_WHAT THE TASK ASKS_
Every entry that follows should be reproduced exactly.

_PROVIDED DATA_
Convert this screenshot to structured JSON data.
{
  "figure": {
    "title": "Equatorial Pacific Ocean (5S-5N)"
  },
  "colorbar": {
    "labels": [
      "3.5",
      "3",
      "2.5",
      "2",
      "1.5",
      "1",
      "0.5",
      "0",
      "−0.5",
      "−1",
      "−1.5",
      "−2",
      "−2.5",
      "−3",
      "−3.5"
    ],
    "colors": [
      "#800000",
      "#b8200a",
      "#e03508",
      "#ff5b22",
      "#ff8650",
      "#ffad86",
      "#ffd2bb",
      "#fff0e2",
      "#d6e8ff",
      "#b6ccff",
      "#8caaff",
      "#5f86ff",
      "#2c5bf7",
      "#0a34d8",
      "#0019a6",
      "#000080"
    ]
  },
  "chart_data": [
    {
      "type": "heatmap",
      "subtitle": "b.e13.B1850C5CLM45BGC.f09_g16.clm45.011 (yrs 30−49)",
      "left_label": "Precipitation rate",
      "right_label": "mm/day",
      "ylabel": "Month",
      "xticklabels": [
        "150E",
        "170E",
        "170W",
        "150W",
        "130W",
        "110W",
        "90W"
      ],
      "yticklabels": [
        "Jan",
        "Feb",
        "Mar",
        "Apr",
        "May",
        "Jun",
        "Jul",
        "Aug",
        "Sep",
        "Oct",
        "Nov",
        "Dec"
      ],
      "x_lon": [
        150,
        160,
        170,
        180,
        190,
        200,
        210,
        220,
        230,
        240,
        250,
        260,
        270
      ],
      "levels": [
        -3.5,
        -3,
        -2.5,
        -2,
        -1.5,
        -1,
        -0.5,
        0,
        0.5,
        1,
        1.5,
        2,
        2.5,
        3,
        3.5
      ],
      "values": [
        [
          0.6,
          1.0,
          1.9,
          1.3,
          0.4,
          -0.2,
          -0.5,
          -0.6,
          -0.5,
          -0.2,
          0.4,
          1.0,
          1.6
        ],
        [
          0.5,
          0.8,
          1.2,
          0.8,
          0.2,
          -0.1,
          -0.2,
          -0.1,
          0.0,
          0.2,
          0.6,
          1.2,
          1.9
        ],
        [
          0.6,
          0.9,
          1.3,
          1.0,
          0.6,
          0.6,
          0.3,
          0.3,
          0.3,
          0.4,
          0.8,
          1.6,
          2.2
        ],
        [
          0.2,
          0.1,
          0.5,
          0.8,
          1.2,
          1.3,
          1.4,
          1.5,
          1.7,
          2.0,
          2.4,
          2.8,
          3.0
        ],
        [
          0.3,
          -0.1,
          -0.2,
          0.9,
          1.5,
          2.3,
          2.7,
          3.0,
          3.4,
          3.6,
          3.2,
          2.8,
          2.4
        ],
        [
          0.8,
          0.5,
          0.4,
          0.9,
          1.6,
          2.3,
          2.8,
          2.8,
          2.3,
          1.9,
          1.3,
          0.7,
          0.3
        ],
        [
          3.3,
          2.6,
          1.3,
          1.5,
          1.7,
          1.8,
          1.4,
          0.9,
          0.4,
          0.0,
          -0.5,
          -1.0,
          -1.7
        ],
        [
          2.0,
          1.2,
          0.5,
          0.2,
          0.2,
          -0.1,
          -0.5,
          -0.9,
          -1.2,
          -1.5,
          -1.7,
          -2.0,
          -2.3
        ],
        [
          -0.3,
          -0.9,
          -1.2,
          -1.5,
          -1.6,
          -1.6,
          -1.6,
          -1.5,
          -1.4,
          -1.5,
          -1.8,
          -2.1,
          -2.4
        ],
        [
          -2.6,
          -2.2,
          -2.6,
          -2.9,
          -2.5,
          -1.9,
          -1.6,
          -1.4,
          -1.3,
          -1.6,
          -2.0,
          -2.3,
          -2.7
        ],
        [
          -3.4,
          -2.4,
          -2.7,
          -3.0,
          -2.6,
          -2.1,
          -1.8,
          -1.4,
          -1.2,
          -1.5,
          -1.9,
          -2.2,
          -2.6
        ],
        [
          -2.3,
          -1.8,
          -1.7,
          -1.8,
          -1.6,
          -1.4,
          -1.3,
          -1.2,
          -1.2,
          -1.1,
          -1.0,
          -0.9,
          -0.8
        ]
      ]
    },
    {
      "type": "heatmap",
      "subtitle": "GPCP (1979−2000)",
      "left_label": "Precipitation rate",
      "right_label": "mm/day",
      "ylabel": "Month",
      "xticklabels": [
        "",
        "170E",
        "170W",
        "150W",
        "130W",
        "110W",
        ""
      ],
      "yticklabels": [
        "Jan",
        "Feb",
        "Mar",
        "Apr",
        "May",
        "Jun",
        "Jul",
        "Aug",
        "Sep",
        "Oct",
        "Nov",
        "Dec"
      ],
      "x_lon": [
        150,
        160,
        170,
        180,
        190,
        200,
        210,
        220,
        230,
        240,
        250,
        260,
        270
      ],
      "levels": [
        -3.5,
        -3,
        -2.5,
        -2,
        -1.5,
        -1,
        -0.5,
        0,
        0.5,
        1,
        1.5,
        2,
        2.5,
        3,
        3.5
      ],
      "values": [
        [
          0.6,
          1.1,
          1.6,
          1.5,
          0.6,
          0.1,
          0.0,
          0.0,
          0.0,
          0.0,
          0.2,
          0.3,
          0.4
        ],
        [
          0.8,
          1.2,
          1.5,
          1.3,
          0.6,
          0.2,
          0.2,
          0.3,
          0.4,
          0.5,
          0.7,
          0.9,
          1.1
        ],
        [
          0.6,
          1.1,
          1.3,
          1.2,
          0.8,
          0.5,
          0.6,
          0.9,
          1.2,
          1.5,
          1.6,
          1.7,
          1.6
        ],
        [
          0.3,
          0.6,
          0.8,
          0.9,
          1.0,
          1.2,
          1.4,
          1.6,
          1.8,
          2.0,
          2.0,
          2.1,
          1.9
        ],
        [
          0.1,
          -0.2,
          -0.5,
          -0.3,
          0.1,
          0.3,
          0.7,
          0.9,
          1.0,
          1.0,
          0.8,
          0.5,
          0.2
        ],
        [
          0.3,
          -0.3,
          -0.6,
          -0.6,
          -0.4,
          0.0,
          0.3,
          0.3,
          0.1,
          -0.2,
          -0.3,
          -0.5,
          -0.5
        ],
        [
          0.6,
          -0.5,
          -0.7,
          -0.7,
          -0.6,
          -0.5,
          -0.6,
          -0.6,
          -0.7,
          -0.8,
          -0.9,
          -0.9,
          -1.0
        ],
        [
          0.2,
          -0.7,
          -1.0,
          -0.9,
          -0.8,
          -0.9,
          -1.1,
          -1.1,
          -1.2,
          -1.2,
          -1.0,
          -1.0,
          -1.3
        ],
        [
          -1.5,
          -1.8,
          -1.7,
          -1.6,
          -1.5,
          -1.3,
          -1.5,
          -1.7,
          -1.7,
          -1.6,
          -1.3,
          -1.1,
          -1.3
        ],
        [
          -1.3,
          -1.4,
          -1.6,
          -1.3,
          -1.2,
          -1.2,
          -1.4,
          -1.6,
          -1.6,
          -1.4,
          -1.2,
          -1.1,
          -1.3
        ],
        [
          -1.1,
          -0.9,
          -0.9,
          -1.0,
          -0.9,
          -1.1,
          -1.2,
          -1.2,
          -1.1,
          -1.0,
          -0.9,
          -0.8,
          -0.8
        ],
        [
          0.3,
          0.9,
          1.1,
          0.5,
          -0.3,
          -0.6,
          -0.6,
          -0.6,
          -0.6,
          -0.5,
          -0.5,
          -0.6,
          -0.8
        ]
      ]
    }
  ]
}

_EXERCISE OUTPUT_
Convert this screenshot to structured JSON data.
{
  "figure": {
    "title": "Equatorial Pacific Ocean (5S-5N)"
  },
  "colorbar": {
    "labels": [
      "3.5",
      "3",
      "2.5",
      "2",
      "1.5",
      "1",
      "0.5",
      "0",
      "−0.5",
      "−1",
      "−1.5",
      "−2",
      "−2.5",
      "−3",
      "−3.5"
    ],
    "colors": [
      "#800000",
      "#b8200a",
      "#e03508",
      "#ff5b22",
      "#ff8650",
      "#ffad86",
      "#ffd2bb",
      "#fff0e2",
      "#d6e8ff",
      "#b6ccff",
      "#8caaff",
      "#5f86ff",
      "#2c5bf7",
      "#0a34d8",
      "#0019a6",
      "#000080"
    ]
  },
  "chart_data": [
    {
      "type": "heatmap",
      "subtitle": "b.e13.B1850C5CLM45BGC.f09_g16.clm45.011 (yrs 30−49)",
      "left_label": "Precipitation rate",
      "right_label": "mm/day",
      "ylabel": "Month",
      "xticklabels": [
        "150E",
        "170E",
        "170W",
        "150W",
        "130W",
        "110W",
        "90W"
      ],
      "yticklabels": [
        "Jan",
        "Feb",
        "Mar",
        "Apr",
        "May",
        "Jun",
        "Jul",
        "Aug",
        "Sep",
        "Oct",
        "Nov",
        "Dec"
      ],
      "x_lon": [
        150,
        160,
        170,
        180,
        190,
        200,
        210,
        220,
        230,
        240,
        250,
        260,
        270
      ],
      "levels": [
        -3.5,
        -3,
        -2.5,
        -2,
        -1.5,
        -1,
        -0.5,
        0,
        0.5,
        1,
        1.5,
        2,
        2.5,
        3,
        3.5
      ],
      "values": [
        [
          0.6,
          1.0,
          1.9,
          1.3,
          0.4,
          -0.2,
          -0.5,
          -0.6,
          -0.5,
          -0.2,
          0.4,
          1.0,
          1.6
        ],
        [
          0.5,
          0.8,
          1.2,
          0.8,
          0.2,
          -0.1,
          -0.2,
          -0.1,
          0.0,
          0.2,
          0.6,
          1.2,
          1.9
        ],
        [
          0.6,
          0.9,
          1.3,
          1.0,
          0.6,
          0.6,
          0.3,
          0.3,
          0.3,
          0.4,
          0.8,
          1.6,
          2.2
        ],
        [
          0.2,
          0.1,
          0.5,
          0.8,
          1.2,
          1.3,
          1.4,
          1.5,
          1.7,
          2.0,
          2.4,
          2.8,
          3.0
        ],
        [
          0.3,
          -0.1,
          -0.2,
          0.9,
          1.5,
          2.3,
          2.7,
          3.0,
          3.4,
          3.6,
          3.2,
          2.8,
          2.4
        ],
        [
          0.8,
          0.5,
          0.4,
          0.9,
          1.6,
          2.3,
          2.8,
          2.8,
          2.3,
          1.9,
          1.3,
          0.7,
          0.3
        ],
        [
          3.3,
          2.6,
          1.3,
          1.5,
          1.7,
          1.8,
          1.4,
          0.9,
          0.4,
          0.0,
          -0.5,
          -1.0,
          -1.7
        ],
        [
          2.0,
          1.2,
          0.5,
          0.2,
          0.2,
          -0.1,
          -0.5,
          -0.9,
          -1.2,
          -1.5,
          -1.7,
          -2.0,
          -2.3
        ],
        [
          -0.3,
          -0.9,
          -1.2,
          -1.5,
          -1.6,
          -1.6,
          -1.6,
          -1.5,
          -1.4,
          -1.5,
          -1.8,
          -2.1,
          -2.4
        ],
        [
          -2.6,
          -2.2,
          -2.6,
          -2.9,
          -2.5,
          -1.9,
          -1.6,
          -1.4,
          -1.3,
          -1.6,
          -2.0,
          -2.3,
          -2.7
        ],
        [
          -3.4,
          -2.4,
          -2.7,
          -3.0,
          -2.6,
          -2.1,
          -1.8,
          -1.4,
          -1.2,
          -1.5,
          -1.9,
          -2.2,
          -2.6
        ],
        [
          -2.3,
          -1.8,
          -1.7,
          -1.8,
          -1.6,
          -1.4,
          -1.3,
          -1.2,
          -1.2,
          -1.1,
          -1.0,
          -0.9,
          -0.8
        ]
      ]
    },
    {
      "type": "heatmap",
      "subtitle": "GPCP (1979−2000)",
      "left_label": "Precipitation rate",
      "right_label": "mm/day",
      "ylabel": "Month",
      "xticklabels": [
        "",
        "170E",
        "170W",
        "150W",
        "130W",
        "110W",
        ""
      ],
      "yticklabels": [
        "Jan",
        "Feb",
        "Mar",
        "Apr",
        "May",
        "Jun",
        "Jul",
        "Aug",
        "Sep",
        "Oct",
        "Nov",
        "Dec"
      ],
      "x_lon": [
        150,
        160,
        170,
        180,
        190,
        200,
        210,
        220,
        230,
        240,
        250,
        260,
        270
      ],
      "levels": [
        -3.5,
        -3,
        -2.5,
        -2,
        -1.5,
        -1,
        -0.5,
        0,
        0.5,
        1,
        1.5,
        2,
        2.5,
        3,
        3.5
      ],
      "values": [
        [
          0.6,
          1.1,
          1.6,
          1.5,
          0.6,
          0.1,
          0.0,
          0.0,
          0.0,
          0.0,
          0.2,
          0.3,
          0.4
        ],
        [
          0.8,
          1.2,
          1.5,
          1.3,
          0.6,
          0.2,
          0.2,
          0.3,
          0.4,
          0.5,
          0.7,
          0.9,
          1.1
        ],
        [
          0.6,
          1.1,
          1.3,
          1.2,
          0.8,
          0.5,
          0.6,
          0.9,
          1.2,
          1.5,
          1.6,
          1.7,
          1.6
        ],
        [
          0.3,
          0.6,
          0.8,
          0.9,
          1.0,
          1.2,
          1.4,
          1.6,
          1.8,
          2.0,
          2.0,
          2.1,
          1.9
        ],
        [
          0.1,
          -0.2,
          -0.5,
          -0.3,
          0.1,
          0.3,
          0.7,
          0.9,
          1.0,
          1.0,
          0.8,
          0.5,
          0.2
        ],
        [
          0.3,
          -0.3,
          -0.6,
          -0.6,
          -0.4,
          0.0,
          0.3,
          0.3,
          0.1,
          -0.2,
          -0.3,
          -0.5,
          -0.5
        ],
        [
          0.6,
          -0.5,
          -0.7,
          -0.7,
          -0.6,
          -0.5,
          -0.6,
          -0.6,
          -0.7,
          -0.8,
          -0.9,
          -0.9,
          -1.0
        ],
        [
          0.2,
          -0.7,
          -1.0,
          -0.9,
          -0.8,
          -0.9,
          -1.1,
          -1.1,
          -1.2,
          -1.2,
          -1.0,
          -1.0,
          -1.3
        ],
        [
          -1.5,
          -1.8,
          -1.7,
          -1.6,
          -1.5,
          -1.3,
          -1.5,
          -1.7,
          -1.7,
          -1.6,
          -1.3,
          -1.1,
          -1.3
        ],
        [
          -1.3,
          -1.4,
          -1.6,
          -1.3,
          -1.2,
          -1.2,
          -1.4,
          -1.6,
          -1.6,
          -1.4,
          -1.2,
          -1.1,
          -1.3
        ],
        [
          -1.1,
          -0.9,
          -0.9,
          -1.0,
          -0.9,
          -1.1,
          -1.2,
          -1.2,
          -1.1,
          -1.0,
          -0.9,
          -0.8,
          -0.8
        ],
        [
          0.3,
          0.9,
          1.1,
          0.5,
          -0.3,
          -0.6,
          -0.6,
          -0.6,
          -0.6,
          -0.5,
          -0.5,
          -0.6,
          -0.8
        ]
      ]
    }
  ]
}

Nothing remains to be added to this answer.